### WHAT YOU NEED TO DO
A – In the forum thread about task JVM bootstrapping via distributed cache, which option does the writer of the last message use to bootstrap the child JVM?
B – Continue the last message of the forum thread about task JVM bootstrapping via distributed cache from the point where it stops.

### TEXT
Home | About | Sematext search-lucene.com search-hadoop.com
NEW: Monitor These Apps!
elasticsearch, apache solr, apache hbase, hadoop, redis, casssandra, amazon cloudwatch, mysql, memcached, apache kafka, apache zookeeper, apache storm, ubuntu, centOS, red hat, debian, puppet labs, java, senseiDB
 Search Hadoop and all its subprojects:

Switch to Plain View
MapReduce >> mail # user >> task jvm bootstrapping via distributed cache


+
Stan Rosenberg 2012-07-30, 22:23
+
Stan Rosenberg 2012-07-31, 15:55
+
Arun C Murthy 2012-08-03, 06:39
+
Stan Rosenberg 2012-08-03, 16:32
+
Harsh J 2012-08-03, 17:31
+
Stan Rosenberg 2012-08-03, 18:32
Copy link to this message
-
Re: task jvm bootstrapping via distributed cache
Hi,

I am back with my original problem.  I am trying to bootstrap child
JVM via -javaagent.  I am doing what Harsh and Arun suggested, which
also agrees with the documentation.

### DATASET ENTRIES
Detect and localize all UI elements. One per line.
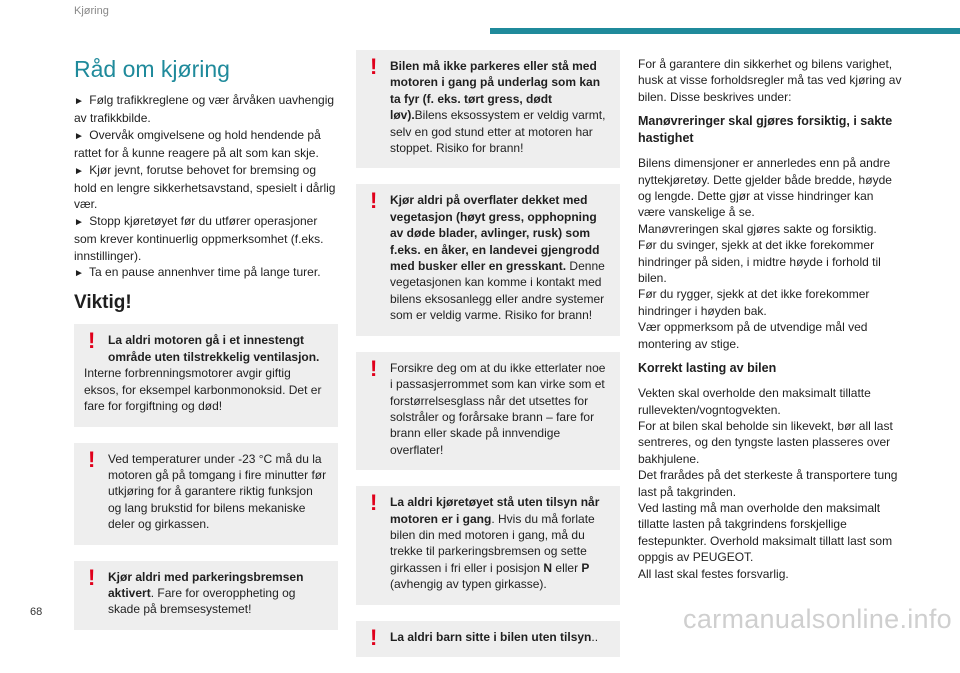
arrow-icon: ► [74,96,84,107]
advice-item [74,213,338,264]
warning-text: . Fare for overoppheting og skade på bremsesystemet! [108,585,296,617]
advice-text: Kjør jevnt, forutse behovet for bremsing og hold en lengre sikkerhetsavstand, spesielt i dårlig vær. [74,162,336,212]
warning-text: eller [552,560,582,575]
warning-text: . Hvis du må forlate bilen din med motoren i gang, må du trekke til parkeringsbremsen og sette girkassen i fri eller i posisjon [390,511,595,575]
subheading-manoeuvres: Manøvreringer skal gjøres forsiktig, i sakte hastighet [638,114,893,146]
warning-text: (avhengig av typen girkasse). [390,577,547,592]
advice-text: Overvåk omgivelsene og hold hendende på rattet for å kunne reagere på alt som kan skje. [74,127,321,161]
paragraph-line: Ved lasting må man overholde den maksimalt tillatte lasten på takgrindens forskjellige festepunkter. Overhold maksimalt tillatt last som oppgis av PEUGEOT. [638,500,893,565]
advice-item [74,264,338,282]
warning-icon: ! [370,624,378,650]
warning-bold: La aldri barn sitte i bilen uten tilsyn [390,629,592,644]
warning-icon: ! [88,446,96,472]
gear-p-label: P [581,560,590,575]
page-number: 68 [30,606,43,618]
warning-bold: La aldri kjøretøyet stå uten tilsyn når motoren er i gang [390,495,600,526]
running-header: Kjøring [74,5,109,17]
warning-bold: La aldri motoren gå i et innestengt område uten tilstrekkelig ventilasjon. [108,333,320,364]
paragraph-line: For at bilen skal beholde sin likevekt, bør all last sentreres, og den tyngste lasten plasseres over bakhjulene. [638,418,893,466]
important-heading: Viktig! [74,292,132,314]
warning-box [356,621,620,657]
watermark: carmanualsonline.info [683,604,952,634]
warning-text: Forsikre deg om at du ikke etterlater noe i passasjerrommet som kan virke som et forstørrelsesglass når det utsettes for solstråler og forårsake brann – fare for brann eller skade på innvendige overflater! [390,360,606,457]
paragraph-line: Vekten skal overholde den maksimalt tillatte rullevekten/vogntogvekten. [638,386,871,417]
warning-icon: ! [370,490,378,516]
warning-text: .. [591,629,599,644]
arrow-icon: ► [74,130,84,142]
arrow-icon: ► [74,268,84,280]
warning-text: Bilens eksossystem er veldig varmt, selv en god stund etter at motoren har stoppet. Risiko for brann! [390,108,606,156]
warning-box [74,324,338,426]
column-2 [356,50,620,673]
warning-bold: Kjør aldri med parkeringsbremsen aktivert [108,569,304,600]
loading-paragraph [638,385,902,582]
column-1 [74,50,338,646]
warning-text: Denne vegetasjonen kan komme i kontakt med bilens eksosanlegg eller andre systemer som er veldig varme. Risiko for brann! [390,259,605,323]
warning-icon: ! [88,328,96,354]
section-title: Råd om kjøring [74,56,230,82]
paragraph-line: Manøvreringen skal gjøres sakte og forsiktig. [638,221,877,236]
warning-box [356,486,620,604]
warning-box [356,184,620,335]
paragraph-line: Vær oppmerksom på de utvendige mål ved montering av stige. [638,320,868,351]
warning-text: Interne forbrenningsmotorer avgir giftig eksos, for eksempel karbonmonoksid. Det er fare for forgiftning og død! [84,366,322,414]
header-accent-bar [490,28,960,34]
arrow-icon: ► [74,216,84,228]
paragraph-line: Bilens dimensjoner er annerledes enn på andre nyttekjøretøy. Dette gjelder både bredde, høyde og lengde. Dette gjør at visse hindringer kan være vanskelige å se. [638,156,892,220]
paragraph-line: All last skal festes forsvarlig. [638,566,789,581]
warning-box [356,352,620,470]
advice-item [74,162,338,213]
intro-paragraph: For å garantere din sikkerhet og bilens varighet, husk at visse forholdsregler må tas ved kjøring av bilen. Disse beskrives under: [638,57,902,104]
gear-n-label: N [543,560,553,575]
advice-text: Ta en pause annenhver time på lange turer. [89,265,321,280]
column-3 [638,56,902,590]
warning-box [74,561,338,630]
paragraph-line: Før du rygger, sjekk at det ikke forekommer hindringer i høyden bak. [638,287,870,318]
warning-text: Ved temperaturer under -23 °C må du la motoren gå på tomgang i fire minutter før utkjøring for å garantere riktig funksjon og lang brukstid for bilens mekaniske deler og girkassen. [108,451,327,532]
warning-icon: ! [88,564,96,590]
warning-icon: ! [370,54,378,79]
advice-list [74,92,338,282]
warning-icon: ! [370,355,378,381]
advice-text: Stopp kjøretøyet før du utfører operasjoner som krever kontinuerlig oppmerksomhet (f.eks. innstillinger). [74,213,324,263]
advice-item [74,92,338,127]
manoeuvre-paragraph [638,155,902,352]
warning-box [74,443,338,545]
paragraph-line: Det frarådes på det sterkeste å transportere tung last på takgrinden. [638,468,898,499]
paragraph-line: Før du svinger, sjekk at det ikke forekommer hindringer på siden, i midtre høyde i forhold til bilen. [638,238,881,286]
warning-bold: Kjør aldri på overflater dekket med vegetasjon (høyt gress, opphopning av døde blader, avlinger, rusk) som f.eks. en åker, en landevei gjengrodd med busker eller en gresskant. [390,193,600,274]
arrow-icon: ► [74,165,84,177]
warning-icon: ! [370,188,378,214]
warning-bold: Bilen må ikke parkeres eller stå med motoren i gang på underlag som kan ta fyr (f. eks. tørt gress, dødt løv). [390,59,601,123]
subheading-loading: Korrekt lasting av bilen [638,361,777,376]
warning-box [356,50,620,168]
advice-text: Følg trafikkreglene og vær årvåken uavhengig av trafikkbilde. [74,93,335,126]
advice-item [74,127,338,162]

### RESULTS BY TASK
A – -javaagent

B –
In theory this should work, but it doesn't.  Any ideas before I start
digging into the code? Thanks.

Here is the command I am using to test:

hadoop jar /usr/lib/hadoop/hadoop-examples-0.20.2-cdh3u3.jar wordcount
-files "core-tools-0.0.1-SNAPSHOT-common-assembly.jar#foo.jar"
-Dmapred.map.child.java.opts="-javaagent:./foo.jar=classes=.*" test1
output

I can see the following (relevant) properties set in job.xml,

mapred.cache.files=/user/srosenberg/.staging/job_201211061805_50132/files/core-tools-0.0.1-SNAPSHOT-common-assembly.jar#foo.jar
mapred.create.symlink=yes
mapred.map.child.java.opts=-javaagent:./foo.jar=classes=.*

The map tasks fail with the following stdout/stderr output, resp.,

Error occurred during initialization of VM
agent library failed to init: instrument

Error opening zip file or JAR manifest missing : ./foo.jar

This seems like the jar is not symlinked into the current working
directory of the child JVM; or perhaps the symlinking happens after
the child JVM starts?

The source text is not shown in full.